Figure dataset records
━━━━━━━━━━
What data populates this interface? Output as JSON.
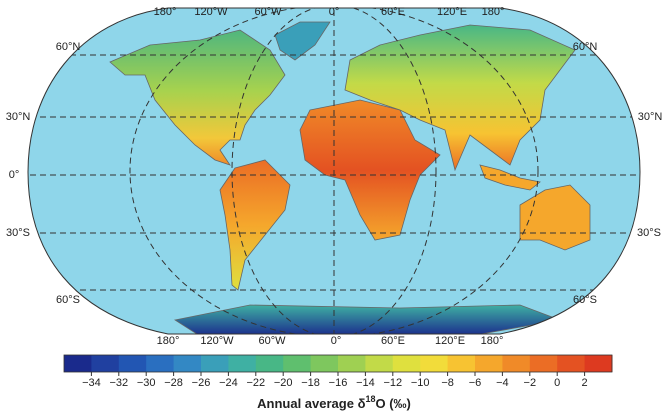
{
  "map": {
    "lon_labels_top": [
      "180°",
      "120°W",
      "60°W",
      "0°",
      "60°E",
      "120°E",
      "180°"
    ],
    "lon_labels_bottom": [
      "180°",
      "120°W",
      "60°W",
      "0°",
      "60°E",
      "120°E",
      "180°"
    ],
    "lat_labels_left": [
      "60°N",
      "30°N",
      "0°",
      "30°S",
      "60°S"
    ],
    "lat_labels_right": [
      "60°N",
      "30°N",
      "30°S",
      "60°S"
    ],
    "colorbar": {
      "range": [
        -36,
        4
      ],
      "ticks": [
        {
          "value": -34,
          "label": "−34"
        },
        {
          "value": -32,
          "label": "−32"
        },
        {
          "value": -30,
          "label": "−30"
        },
        {
          "value": -28,
          "label": "−28"
        },
        {
          "value": -26,
          "label": "−26"
        },
        {
          "value": -24,
          "label": "−24"
        },
        {
          "value": -22,
          "label": "−22"
        },
        {
          "value": -20,
          "label": "−20"
        },
        {
          "value": -18,
          "label": "−18"
        },
        {
          "value": -16,
          "label": "−16"
        },
        {
          "value": -14,
          "label": "−14"
        },
        {
          "value": -12,
          "label": "−12"
        },
        {
          "value": -10,
          "label": "−10"
        },
        {
          "value": -8,
          "label": "−8"
        },
        {
          "value": -6,
          "label": "−6"
        },
        {
          "value": -4,
          "label": "−4"
        },
        {
          "value": -2,
          "label": "−2"
        },
        0,
        2
      ],
      "colors": [
        "#1a2a8c",
        "#2040a0",
        "#2256b3",
        "#2a6fc0",
        "#3388c4",
        "#3a9fb9",
        "#3fb0a3",
        "#48b786",
        "#5fbf6e",
        "#7ec75e",
        "#9fd052",
        "#c2da48",
        "#dfe03e",
        "#f2dc3a",
        "#f7c332",
        "#f5a72c",
        "#f08a28",
        "#eb6d25",
        "#e45222",
        "#dd3a20"
      ]
    },
    "caption": {
      "text": "Annual average δ",
      "sup": "18",
      "rest": "O (‰)"
    }
  }
}
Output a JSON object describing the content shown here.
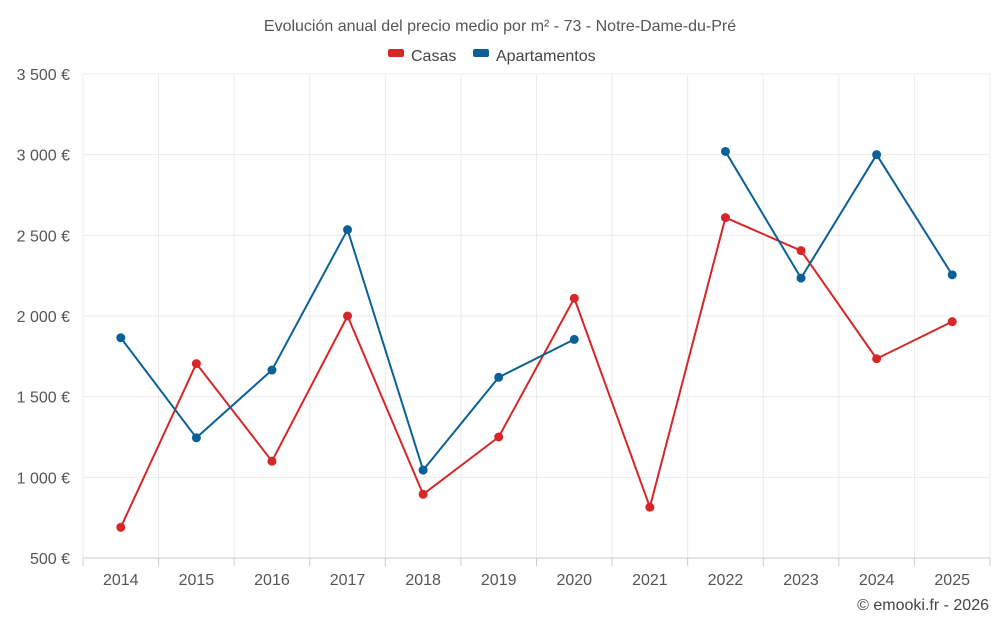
{
  "chart_data": {
    "type": "line",
    "title": "Evolución anual del precio medio por m² - 73 - Notre-Dame-du-Pré",
    "categories": [
      "2014",
      "2015",
      "2016",
      "2017",
      "2018",
      "2019",
      "2020",
      "2021",
      "2022",
      "2023",
      "2024",
      "2025"
    ],
    "y_ticks": [
      500,
      1000,
      1500,
      2000,
      2500,
      3000,
      3500
    ],
    "y_tick_labels": [
      "500 €",
      "1 000 €",
      "1 500 €",
      "2 000 €",
      "2 500 €",
      "3 000 €",
      "3 500 €"
    ],
    "ylim": [
      500,
      3500
    ],
    "grid": true,
    "legend_position": "top-center",
    "series": [
      {
        "name": "Casas",
        "color": "#d62728",
        "values": [
          690,
          1705,
          1100,
          2000,
          895,
          1250,
          2110,
          815,
          2610,
          2405,
          1735,
          1965
        ]
      },
      {
        "name": "Apartamentos",
        "color": "#0b6196",
        "values": [
          1865,
          1245,
          1665,
          2535,
          1045,
          1620,
          1855,
          null,
          3020,
          2235,
          3000,
          2255
        ]
      }
    ]
  },
  "credit": "© emooki.fr - 2026"
}
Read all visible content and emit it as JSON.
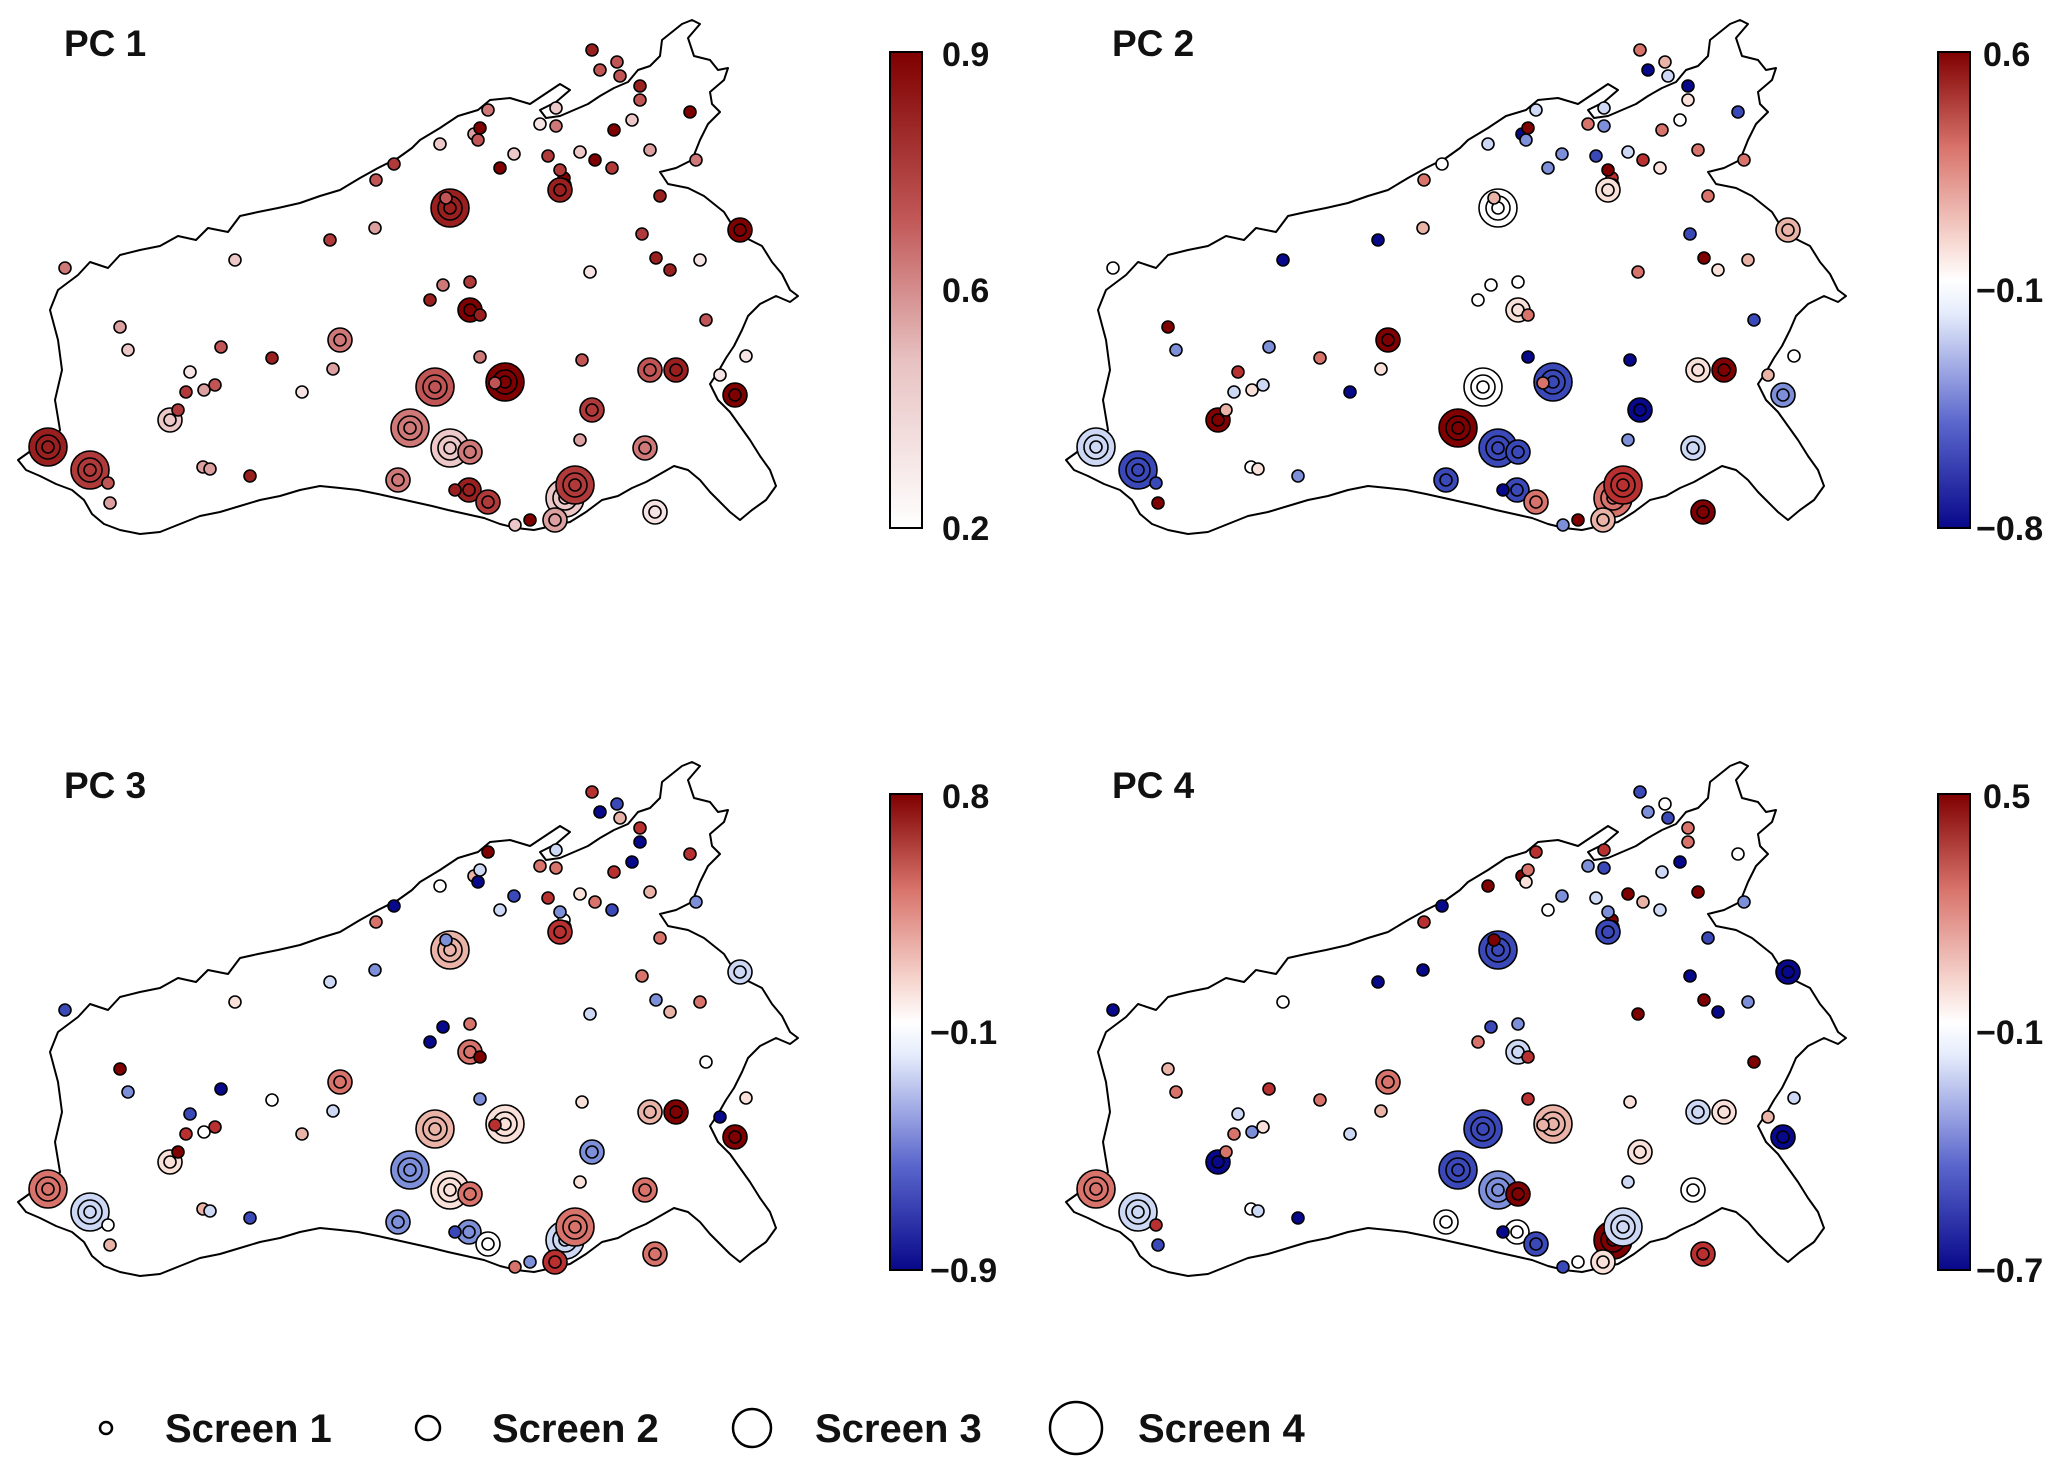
{
  "panels": [
    {
      "title": "PC 1",
      "scale": "seq",
      "ticks": [
        "0.9",
        "0.6",
        "0.2"
      ]
    },
    {
      "title": "PC 2",
      "scale": "div",
      "ticks": [
        "0.6",
        "−0.1",
        "−0.8"
      ]
    },
    {
      "title": "PC 3",
      "scale": "div",
      "ticks": [
        "0.8",
        "−0.1",
        "−0.9"
      ]
    },
    {
      "title": "PC 4",
      "scale": "div",
      "ticks": [
        "0.5",
        "−0.1",
        "−0.7"
      ]
    }
  ],
  "legend": [
    {
      "label": "Screen 1",
      "level": 1
    },
    {
      "label": "Screen 2",
      "level": 2
    },
    {
      "label": "Screen 3",
      "level": 3
    },
    {
      "label": "Screen 4",
      "level": 4
    }
  ],
  "colors": {
    "sequential": [
      "#ffffff",
      "#7f0000"
    ],
    "diverging": [
      "#08088a",
      "#ffffff",
      "#7f0000"
    ]
  }
}
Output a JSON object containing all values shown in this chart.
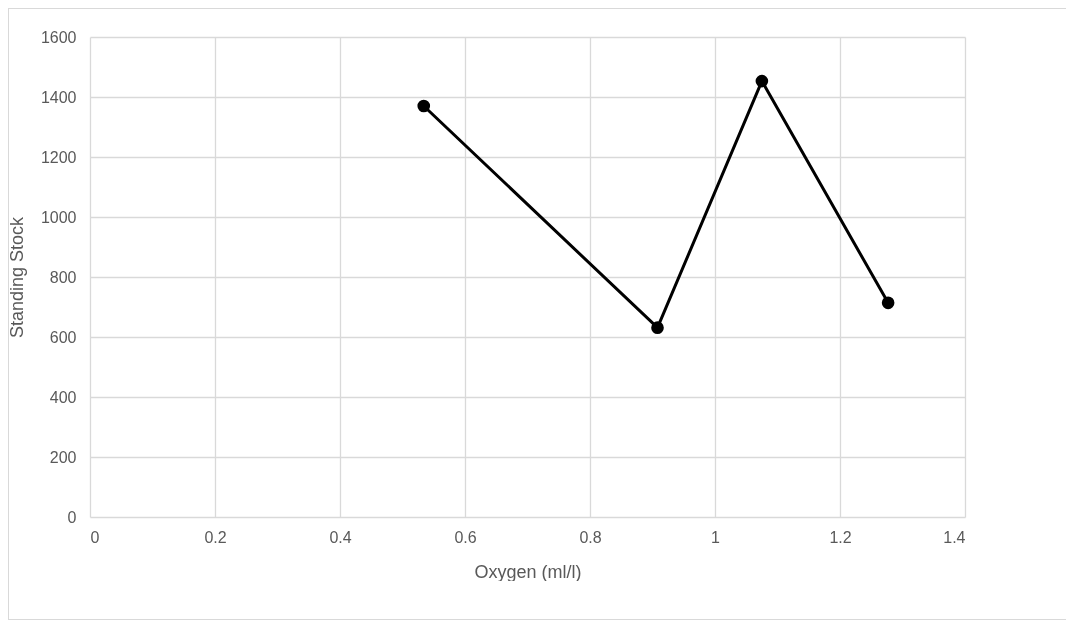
{
  "chart_data": {
    "type": "line",
    "xlabel": "Oxygen (ml/l)",
    "ylabel": "Standing Stock",
    "x": [
      0.534,
      0.908,
      1.075,
      1.277
    ],
    "series": [
      {
        "color": "#000000",
        "values": [
          1370,
          631,
          1453,
          714
        ]
      }
    ],
    "xlim": [
      0,
      1.4
    ],
    "xticks": [
      0,
      0.2,
      0.4,
      0.6,
      0.8,
      1,
      1.2,
      1.4
    ],
    "ylim": [
      0,
      1600
    ],
    "yticks": [
      0,
      200,
      400,
      600,
      800,
      1000,
      1200,
      1400,
      1600
    ],
    "grid": true,
    "marker": "circle",
    "line_style": "solid",
    "legend": false
  }
}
━━━━━━━━━━
* SHORT PROBLEM
Without the pictures, reproduce every line of the records above exactly.

* SOLUTION TO THIS PROBLEM
What data populates this interface? Output as JSON.
{
  "map": {
    "lon_labels_top": [
      "180°",
      "120°W",
      "60°W",
      "0°",
      "60°E",
      "120°E",
      "180°"
    ],
    "lon_labels_bottom": [
      "180°",
      "120°W",
      "60°W",
      "0°",
      "60°E",
      "120°E",
      "180°"
    ],
    "lat_labels_left": [
      "60°N",
      "30°N",
      "0°",
      "30°S",
      "60°S"
    ],
    "lat_labels_right": [
      "60°N",
      "30°N",
      "30°S",
      "60°S"
    ],
    "colorbar": {
      "range": [
        -36,
        4
      ],
      "ticks": [
        {
          "value": -34,
          "label": "−34"
        },
        {
          "value": -32,
          "label": "−32"
        },
        {
          "value": -30,
          "label": "−30"
        },
        {
          "value": -28,
          "label": "−28"
        },
        {
          "value": -26,
          "label": "−26"
        },
        {
          "value": -24,
          "label": "−24"
        },
        {
          "value": -22,
          "label": "−22"
        },
        {
          "value": -20,
          "label": "−20"
        },
        {
          "value": -18,
          "label": "−18"
        },
        {
          "value": -16,
          "label": "−16"
        },
        {
          "value": -14,
          "label": "−14"
        },
        {
          "value": -12,
          "label": "−12"
        },
        {
          "value": -10,
          "label": "−10"
        },
        {
          "value": -8,
          "label": "−8"
        },
        {
          "value": -6,
          "label": "−6"
        },
        {
          "value": -4,
          "label": "−4"
        },
        {
          "value": -2,
          "label": "−2"
        },
        0,
        2
      ],
      "colors": [
        "#1a2a8c",
        "#2040a0",
        "#2256b3",
        "#2a6fc0",
        "#3388c4",
        "#3a9fb9",
        "#3fb0a3",
        "#48b786",
        "#5fbf6e",
        "#7ec75e",
        "#9fd052",
        "#c2da48",
        "#dfe03e",
        "#f2dc3a",
        "#f7c332",
        "#f5a72c",
        "#f08a28",
        "#eb6d25",
        "#e45222",
        "#dd3a20"
      ]
    },
    "caption": {
      "text": "Annual average δ",
      "sup": "18",
      "rest": "O (‰)"
    }
  }
}
Output a JSON object describing the content shown here.
{
  "chart_data": {
    "type": "line",
    "title": "Evolución anual del precio medio por m² - 73 - Notre-Dame-du-Pré",
    "categories": [
      "2014",
      "2015",
      "2016",
      "2017",
      "2018",
      "2019",
      "2020",
      "2021",
      "2022",
      "2023",
      "2024",
      "2025"
    ],
    "y_ticks": [
      500,
      1000,
      1500,
      2000,
      2500,
      3000,
      3500
    ],
    "y_tick_labels": [
      "500 €",
      "1 000 €",
      "1 500 €",
      "2 000 €",
      "2 500 €",
      "3 000 €",
      "3 500 €"
    ],
    "ylim": [
      500,
      3500
    ],
    "grid": true,
    "legend_position": "top-center",
    "series": [
      {
        "name": "Casas",
        "color": "#d62728",
        "values": [
          690,
          1705,
          1100,
          2000,
          895,
          1250,
          2110,
          815,
          2610,
          2405,
          1735,
          1965
        ]
      },
      {
        "name": "Apartamentos",
        "color": "#0b6196",
        "values": [
          1865,
          1245,
          1665,
          2535,
          1045,
          1620,
          1855,
          null,
          3020,
          2235,
          3000,
          2255
        ]
      }
    ]
  },
  "credit": "© emooki.fr - 2026"
}
Read all visible content and emit it as JSON.
{
  "panels": [
    {
      "title": "PC 1",
      "scale": "seq",
      "ticks": [
        "0.9",
        "0.6",
        "0.2"
      ]
    },
    {
      "title": "PC 2",
      "scale": "div",
      "ticks": [
        "0.6",
        "−0.1",
        "−0.8"
      ]
    },
    {
      "title": "PC 3",
      "scale": "div",
      "ticks": [
        "0.8",
        "−0.1",
        "−0.9"
      ]
    },
    {
      "title": "PC 4",
      "scale": "div",
      "ticks": [
        "0.5",
        "−0.1",
        "−0.7"
      ]
    }
  ],
  "legend": [
    {
      "label": "Screen 1",
      "level": 1
    },
    {
      "label": "Screen 2",
      "level": 2
    },
    {
      "label": "Screen 3",
      "level": 3
    },
    {
      "label": "Screen 4",
      "level": 4
    }
  ],
  "colors": {
    "sequential": [
      "#ffffff",
      "#7f0000"
    ],
    "diverging": [
      "#08088a",
      "#ffffff",
      "#7f0000"
    ]
  }
}
Output a JSON object containing all values shown in this chart.
{
  "chart_data": {
    "type": "line",
    "xlabel": "Oxygen (ml/l)",
    "ylabel": "Standing Stock",
    "x": [
      0.534,
      0.908,
      1.075,
      1.277
    ],
    "series": [
      {
        "color": "#000000",
        "values": [
          1370,
          631,
          1453,
          714
        ]
      }
    ],
    "xlim": [
      0,
      1.4
    ],
    "xticks": [
      0,
      0.2,
      0.4,
      0.6,
      0.8,
      1,
      1.2,
      1.4
    ],
    "ylim": [
      0,
      1600
    ],
    "yticks": [
      0,
      200,
      400,
      600,
      800,
      1000,
      1200,
      1400,
      1600
    ],
    "grid": true,
    "marker": "circle",
    "line_style": "solid",
    "legend": false
  }
}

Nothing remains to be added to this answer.